[Data records]
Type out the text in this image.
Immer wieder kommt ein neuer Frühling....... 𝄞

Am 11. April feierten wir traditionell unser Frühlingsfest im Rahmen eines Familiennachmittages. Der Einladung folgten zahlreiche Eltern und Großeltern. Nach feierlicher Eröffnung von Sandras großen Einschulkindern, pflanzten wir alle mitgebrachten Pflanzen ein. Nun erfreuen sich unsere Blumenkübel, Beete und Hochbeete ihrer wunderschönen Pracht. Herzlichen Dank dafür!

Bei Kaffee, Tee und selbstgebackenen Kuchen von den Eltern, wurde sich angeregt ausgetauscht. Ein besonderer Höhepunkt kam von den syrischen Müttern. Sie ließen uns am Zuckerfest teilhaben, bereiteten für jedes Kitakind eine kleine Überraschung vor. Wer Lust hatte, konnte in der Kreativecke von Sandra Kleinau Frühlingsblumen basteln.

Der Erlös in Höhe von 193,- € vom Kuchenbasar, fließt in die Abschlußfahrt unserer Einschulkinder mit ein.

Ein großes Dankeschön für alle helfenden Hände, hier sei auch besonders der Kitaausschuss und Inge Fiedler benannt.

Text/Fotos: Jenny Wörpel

* * *

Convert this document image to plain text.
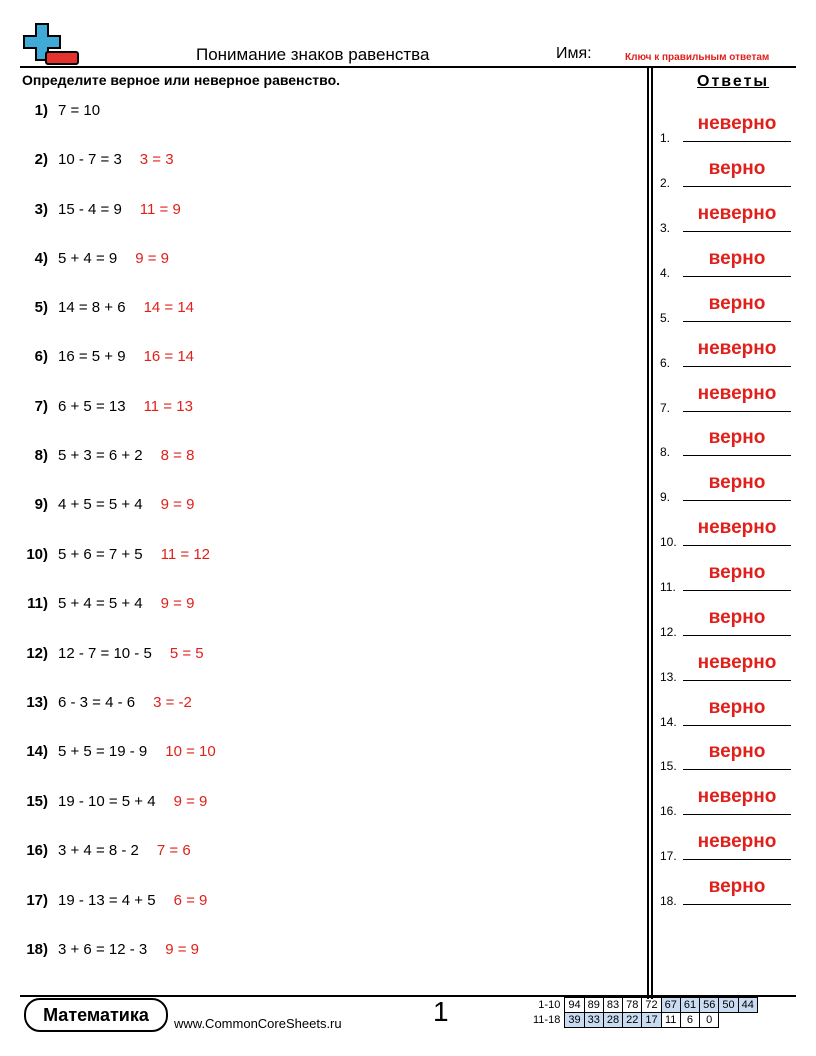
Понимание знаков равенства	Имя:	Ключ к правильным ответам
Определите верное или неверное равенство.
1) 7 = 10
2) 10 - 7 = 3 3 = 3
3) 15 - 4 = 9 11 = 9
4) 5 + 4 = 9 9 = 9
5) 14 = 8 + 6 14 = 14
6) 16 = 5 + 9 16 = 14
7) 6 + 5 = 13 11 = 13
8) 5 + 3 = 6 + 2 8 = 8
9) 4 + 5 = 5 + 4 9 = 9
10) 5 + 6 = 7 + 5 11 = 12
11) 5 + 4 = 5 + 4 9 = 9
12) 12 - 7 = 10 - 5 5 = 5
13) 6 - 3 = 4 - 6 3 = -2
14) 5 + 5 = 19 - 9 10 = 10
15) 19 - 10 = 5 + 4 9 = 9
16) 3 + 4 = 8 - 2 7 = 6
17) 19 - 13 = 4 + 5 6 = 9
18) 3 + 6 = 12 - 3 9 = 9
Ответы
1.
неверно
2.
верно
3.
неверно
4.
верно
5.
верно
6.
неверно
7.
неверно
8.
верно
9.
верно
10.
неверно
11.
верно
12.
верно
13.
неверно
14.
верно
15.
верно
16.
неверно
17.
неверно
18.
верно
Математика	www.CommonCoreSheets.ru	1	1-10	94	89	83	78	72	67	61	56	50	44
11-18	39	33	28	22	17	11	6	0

--- Exercise aim ---
Search the data for the word "this" and copy each line where it appears.

--- Response below ---
Type out the text in this image.
Convert this document image to plain text.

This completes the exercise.